(Stated task)
Search the data below for "message"; list each line that holds it.

(Supplied records)

════════════════

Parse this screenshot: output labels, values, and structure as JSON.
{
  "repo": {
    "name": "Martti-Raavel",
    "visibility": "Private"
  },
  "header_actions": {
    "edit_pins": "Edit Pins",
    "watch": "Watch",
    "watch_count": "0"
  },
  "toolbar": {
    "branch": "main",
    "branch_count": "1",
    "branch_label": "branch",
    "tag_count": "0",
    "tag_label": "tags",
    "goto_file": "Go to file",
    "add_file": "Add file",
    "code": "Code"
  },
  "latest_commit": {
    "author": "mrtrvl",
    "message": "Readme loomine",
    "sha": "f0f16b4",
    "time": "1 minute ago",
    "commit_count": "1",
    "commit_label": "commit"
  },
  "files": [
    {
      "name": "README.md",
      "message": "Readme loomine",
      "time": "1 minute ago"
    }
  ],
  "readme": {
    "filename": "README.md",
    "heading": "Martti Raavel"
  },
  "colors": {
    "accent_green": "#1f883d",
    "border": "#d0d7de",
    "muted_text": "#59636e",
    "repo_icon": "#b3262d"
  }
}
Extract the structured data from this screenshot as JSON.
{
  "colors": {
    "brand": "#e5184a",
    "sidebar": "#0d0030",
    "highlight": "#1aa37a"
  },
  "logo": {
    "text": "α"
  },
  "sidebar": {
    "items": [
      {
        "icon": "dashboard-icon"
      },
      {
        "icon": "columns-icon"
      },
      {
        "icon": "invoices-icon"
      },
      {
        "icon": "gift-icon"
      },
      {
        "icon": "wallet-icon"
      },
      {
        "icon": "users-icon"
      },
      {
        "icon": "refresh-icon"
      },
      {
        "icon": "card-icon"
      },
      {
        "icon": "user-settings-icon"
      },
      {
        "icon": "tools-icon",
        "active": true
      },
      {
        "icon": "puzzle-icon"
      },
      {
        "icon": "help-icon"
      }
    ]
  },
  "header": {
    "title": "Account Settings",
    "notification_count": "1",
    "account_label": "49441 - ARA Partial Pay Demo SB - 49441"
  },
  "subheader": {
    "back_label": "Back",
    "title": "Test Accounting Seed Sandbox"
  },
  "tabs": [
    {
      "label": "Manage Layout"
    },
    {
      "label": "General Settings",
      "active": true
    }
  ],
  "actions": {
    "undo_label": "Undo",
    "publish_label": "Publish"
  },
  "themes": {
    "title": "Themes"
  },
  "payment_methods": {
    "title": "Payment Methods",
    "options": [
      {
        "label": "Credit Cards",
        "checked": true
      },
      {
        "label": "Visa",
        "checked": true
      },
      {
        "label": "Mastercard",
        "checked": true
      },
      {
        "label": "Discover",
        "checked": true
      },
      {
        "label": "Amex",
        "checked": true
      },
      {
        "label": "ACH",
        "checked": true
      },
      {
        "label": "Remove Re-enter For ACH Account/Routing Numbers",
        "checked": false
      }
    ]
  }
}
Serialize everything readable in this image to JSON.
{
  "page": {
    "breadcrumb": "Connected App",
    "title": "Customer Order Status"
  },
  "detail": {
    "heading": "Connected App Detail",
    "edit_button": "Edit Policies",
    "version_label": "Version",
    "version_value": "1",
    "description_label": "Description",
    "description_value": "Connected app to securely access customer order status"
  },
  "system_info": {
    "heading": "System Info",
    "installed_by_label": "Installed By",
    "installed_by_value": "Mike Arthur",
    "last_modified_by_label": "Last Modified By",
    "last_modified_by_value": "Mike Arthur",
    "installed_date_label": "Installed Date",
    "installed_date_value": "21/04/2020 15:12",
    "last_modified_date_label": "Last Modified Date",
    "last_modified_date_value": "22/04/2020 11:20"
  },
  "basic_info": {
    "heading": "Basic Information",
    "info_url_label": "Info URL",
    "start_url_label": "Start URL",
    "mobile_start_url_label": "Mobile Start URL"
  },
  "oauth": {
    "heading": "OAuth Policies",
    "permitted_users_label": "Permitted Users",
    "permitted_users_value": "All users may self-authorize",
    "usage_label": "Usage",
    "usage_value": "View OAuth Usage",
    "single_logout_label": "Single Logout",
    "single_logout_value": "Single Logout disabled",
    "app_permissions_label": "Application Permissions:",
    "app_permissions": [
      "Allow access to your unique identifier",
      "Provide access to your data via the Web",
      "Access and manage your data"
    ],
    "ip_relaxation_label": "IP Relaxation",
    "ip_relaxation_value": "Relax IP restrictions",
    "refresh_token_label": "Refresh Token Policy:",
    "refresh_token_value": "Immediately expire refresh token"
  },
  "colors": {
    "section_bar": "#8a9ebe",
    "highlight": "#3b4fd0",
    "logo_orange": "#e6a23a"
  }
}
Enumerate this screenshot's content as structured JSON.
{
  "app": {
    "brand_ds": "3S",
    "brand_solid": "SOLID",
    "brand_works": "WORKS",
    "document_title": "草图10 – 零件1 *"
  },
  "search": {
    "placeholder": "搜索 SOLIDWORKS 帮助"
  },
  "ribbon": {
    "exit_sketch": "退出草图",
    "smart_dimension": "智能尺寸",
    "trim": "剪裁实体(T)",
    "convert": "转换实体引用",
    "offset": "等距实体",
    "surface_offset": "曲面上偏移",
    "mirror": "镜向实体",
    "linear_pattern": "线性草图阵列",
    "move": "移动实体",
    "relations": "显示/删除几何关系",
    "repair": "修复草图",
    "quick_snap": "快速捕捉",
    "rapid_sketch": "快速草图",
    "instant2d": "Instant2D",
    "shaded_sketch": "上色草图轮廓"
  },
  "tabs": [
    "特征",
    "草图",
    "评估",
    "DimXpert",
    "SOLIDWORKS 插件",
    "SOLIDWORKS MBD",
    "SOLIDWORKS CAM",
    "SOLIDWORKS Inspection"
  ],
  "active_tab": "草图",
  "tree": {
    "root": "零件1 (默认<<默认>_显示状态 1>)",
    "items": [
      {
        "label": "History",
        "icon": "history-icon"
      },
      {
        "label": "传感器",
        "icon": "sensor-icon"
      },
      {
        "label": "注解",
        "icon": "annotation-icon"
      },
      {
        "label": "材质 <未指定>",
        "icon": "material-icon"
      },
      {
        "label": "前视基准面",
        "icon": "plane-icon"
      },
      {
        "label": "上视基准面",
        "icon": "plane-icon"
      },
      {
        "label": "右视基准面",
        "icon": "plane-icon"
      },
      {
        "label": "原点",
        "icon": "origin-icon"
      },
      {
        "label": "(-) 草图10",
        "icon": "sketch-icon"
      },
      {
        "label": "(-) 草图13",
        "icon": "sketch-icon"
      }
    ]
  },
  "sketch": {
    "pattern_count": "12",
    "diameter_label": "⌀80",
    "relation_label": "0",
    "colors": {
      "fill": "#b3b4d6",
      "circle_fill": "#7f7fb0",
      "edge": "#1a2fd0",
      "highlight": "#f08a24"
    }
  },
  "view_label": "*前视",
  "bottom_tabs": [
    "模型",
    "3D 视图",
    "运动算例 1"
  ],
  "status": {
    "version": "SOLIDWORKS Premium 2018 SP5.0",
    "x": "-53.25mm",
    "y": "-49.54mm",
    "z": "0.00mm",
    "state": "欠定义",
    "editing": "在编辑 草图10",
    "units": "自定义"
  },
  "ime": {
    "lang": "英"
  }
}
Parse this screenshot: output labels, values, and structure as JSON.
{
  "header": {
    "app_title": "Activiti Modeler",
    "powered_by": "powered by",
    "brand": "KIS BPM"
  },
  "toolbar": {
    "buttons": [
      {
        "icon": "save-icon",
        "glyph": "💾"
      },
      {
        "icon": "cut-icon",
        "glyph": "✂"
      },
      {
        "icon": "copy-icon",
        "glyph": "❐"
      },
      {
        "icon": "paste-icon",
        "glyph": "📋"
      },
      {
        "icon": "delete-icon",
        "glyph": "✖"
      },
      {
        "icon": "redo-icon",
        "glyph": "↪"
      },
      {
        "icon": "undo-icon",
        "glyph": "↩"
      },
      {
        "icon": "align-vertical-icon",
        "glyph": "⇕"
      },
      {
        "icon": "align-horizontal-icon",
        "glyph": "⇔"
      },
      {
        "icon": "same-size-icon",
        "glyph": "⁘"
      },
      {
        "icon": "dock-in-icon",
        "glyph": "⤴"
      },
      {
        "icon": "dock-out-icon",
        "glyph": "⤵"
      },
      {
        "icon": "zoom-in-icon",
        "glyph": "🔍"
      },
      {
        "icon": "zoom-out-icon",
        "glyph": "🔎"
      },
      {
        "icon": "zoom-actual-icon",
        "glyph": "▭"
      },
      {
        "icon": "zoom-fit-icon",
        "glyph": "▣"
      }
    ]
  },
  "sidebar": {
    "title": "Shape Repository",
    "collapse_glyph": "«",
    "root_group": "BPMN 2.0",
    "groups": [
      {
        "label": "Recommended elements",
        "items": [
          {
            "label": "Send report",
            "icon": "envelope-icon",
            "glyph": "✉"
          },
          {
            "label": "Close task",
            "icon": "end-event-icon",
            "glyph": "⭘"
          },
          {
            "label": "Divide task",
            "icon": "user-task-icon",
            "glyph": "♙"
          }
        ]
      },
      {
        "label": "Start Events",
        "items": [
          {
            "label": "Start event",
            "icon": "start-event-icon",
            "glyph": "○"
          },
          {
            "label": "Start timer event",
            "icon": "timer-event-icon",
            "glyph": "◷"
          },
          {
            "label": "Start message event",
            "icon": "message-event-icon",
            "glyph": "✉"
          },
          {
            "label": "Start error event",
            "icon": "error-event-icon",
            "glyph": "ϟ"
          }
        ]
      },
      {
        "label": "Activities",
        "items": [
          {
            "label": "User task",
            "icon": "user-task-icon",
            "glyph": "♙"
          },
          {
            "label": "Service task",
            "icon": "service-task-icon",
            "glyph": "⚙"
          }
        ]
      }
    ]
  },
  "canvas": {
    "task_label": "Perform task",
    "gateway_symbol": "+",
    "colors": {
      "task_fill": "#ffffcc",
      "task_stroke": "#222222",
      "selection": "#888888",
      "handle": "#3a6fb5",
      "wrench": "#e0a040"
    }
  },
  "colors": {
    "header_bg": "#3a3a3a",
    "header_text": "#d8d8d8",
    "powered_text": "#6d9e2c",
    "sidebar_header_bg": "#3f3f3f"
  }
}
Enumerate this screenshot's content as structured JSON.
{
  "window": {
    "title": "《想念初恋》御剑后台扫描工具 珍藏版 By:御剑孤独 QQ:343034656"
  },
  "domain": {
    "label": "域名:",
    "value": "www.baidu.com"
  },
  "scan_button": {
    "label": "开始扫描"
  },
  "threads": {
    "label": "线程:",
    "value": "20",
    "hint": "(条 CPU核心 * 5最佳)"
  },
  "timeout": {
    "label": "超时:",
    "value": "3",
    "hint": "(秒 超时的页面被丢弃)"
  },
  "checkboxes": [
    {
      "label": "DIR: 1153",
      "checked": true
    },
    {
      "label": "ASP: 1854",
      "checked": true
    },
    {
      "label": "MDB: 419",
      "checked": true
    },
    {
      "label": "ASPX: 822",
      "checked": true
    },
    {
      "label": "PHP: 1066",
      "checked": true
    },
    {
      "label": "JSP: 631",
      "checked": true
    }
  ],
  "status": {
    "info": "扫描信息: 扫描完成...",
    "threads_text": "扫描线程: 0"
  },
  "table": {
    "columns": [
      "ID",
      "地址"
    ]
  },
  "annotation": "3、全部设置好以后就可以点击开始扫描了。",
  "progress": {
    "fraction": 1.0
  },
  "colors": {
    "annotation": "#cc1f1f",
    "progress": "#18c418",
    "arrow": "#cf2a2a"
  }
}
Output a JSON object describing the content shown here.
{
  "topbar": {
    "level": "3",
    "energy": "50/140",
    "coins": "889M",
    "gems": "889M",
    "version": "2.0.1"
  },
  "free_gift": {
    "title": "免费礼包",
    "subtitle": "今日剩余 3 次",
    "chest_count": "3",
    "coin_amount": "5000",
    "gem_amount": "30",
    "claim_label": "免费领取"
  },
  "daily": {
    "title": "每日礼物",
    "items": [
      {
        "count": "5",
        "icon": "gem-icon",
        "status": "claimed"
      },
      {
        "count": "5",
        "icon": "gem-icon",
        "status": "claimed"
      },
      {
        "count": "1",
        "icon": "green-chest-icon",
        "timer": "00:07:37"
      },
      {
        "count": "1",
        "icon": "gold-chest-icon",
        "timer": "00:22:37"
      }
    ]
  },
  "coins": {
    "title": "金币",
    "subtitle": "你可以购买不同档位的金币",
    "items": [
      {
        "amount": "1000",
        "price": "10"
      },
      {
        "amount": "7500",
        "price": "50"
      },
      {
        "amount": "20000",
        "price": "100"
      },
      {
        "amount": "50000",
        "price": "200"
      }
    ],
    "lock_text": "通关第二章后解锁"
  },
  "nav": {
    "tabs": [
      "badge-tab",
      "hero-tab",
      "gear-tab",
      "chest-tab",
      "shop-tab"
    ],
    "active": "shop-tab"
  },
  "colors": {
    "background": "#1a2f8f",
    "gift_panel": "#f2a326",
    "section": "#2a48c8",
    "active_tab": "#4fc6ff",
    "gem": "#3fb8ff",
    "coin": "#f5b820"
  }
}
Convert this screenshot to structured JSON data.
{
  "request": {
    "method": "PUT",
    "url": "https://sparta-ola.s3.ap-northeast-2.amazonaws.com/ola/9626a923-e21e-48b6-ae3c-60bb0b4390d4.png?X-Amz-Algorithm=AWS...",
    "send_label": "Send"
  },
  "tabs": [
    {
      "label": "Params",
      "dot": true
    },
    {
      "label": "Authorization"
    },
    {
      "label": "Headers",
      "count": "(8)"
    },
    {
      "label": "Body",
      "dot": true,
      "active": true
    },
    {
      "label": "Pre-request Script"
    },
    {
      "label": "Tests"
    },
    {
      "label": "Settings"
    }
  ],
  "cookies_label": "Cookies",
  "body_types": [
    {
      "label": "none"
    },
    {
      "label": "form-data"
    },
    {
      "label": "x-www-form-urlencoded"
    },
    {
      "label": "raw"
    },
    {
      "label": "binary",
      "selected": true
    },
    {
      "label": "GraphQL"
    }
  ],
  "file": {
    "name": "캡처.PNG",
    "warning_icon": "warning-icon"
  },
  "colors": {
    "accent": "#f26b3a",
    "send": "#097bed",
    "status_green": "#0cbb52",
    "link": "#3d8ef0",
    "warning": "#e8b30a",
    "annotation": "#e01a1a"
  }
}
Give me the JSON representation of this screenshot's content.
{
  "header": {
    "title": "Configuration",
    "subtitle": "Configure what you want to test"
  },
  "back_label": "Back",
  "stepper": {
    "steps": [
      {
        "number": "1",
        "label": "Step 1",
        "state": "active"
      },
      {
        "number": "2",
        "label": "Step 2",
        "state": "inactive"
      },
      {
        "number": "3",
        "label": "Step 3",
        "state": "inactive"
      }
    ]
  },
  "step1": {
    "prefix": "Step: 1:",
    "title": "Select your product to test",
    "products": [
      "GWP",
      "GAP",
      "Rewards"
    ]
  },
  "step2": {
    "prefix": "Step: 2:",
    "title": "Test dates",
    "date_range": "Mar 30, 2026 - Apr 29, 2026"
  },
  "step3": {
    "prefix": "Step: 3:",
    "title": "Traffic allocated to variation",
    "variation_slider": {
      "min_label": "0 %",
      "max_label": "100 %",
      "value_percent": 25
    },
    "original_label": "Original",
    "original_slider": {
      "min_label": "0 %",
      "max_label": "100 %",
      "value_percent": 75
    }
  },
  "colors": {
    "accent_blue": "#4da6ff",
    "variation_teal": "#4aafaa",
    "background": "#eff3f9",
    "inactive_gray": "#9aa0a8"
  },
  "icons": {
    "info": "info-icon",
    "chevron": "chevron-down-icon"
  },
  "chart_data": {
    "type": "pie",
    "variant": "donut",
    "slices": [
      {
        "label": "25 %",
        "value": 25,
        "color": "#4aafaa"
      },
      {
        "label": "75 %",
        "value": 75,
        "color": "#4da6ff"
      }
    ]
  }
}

════════════════

(Task response)
    "message": "Readme loomine",
      "message": "Readme loomine",
            "label": "Start message event",
            "icon": "message-event-icon",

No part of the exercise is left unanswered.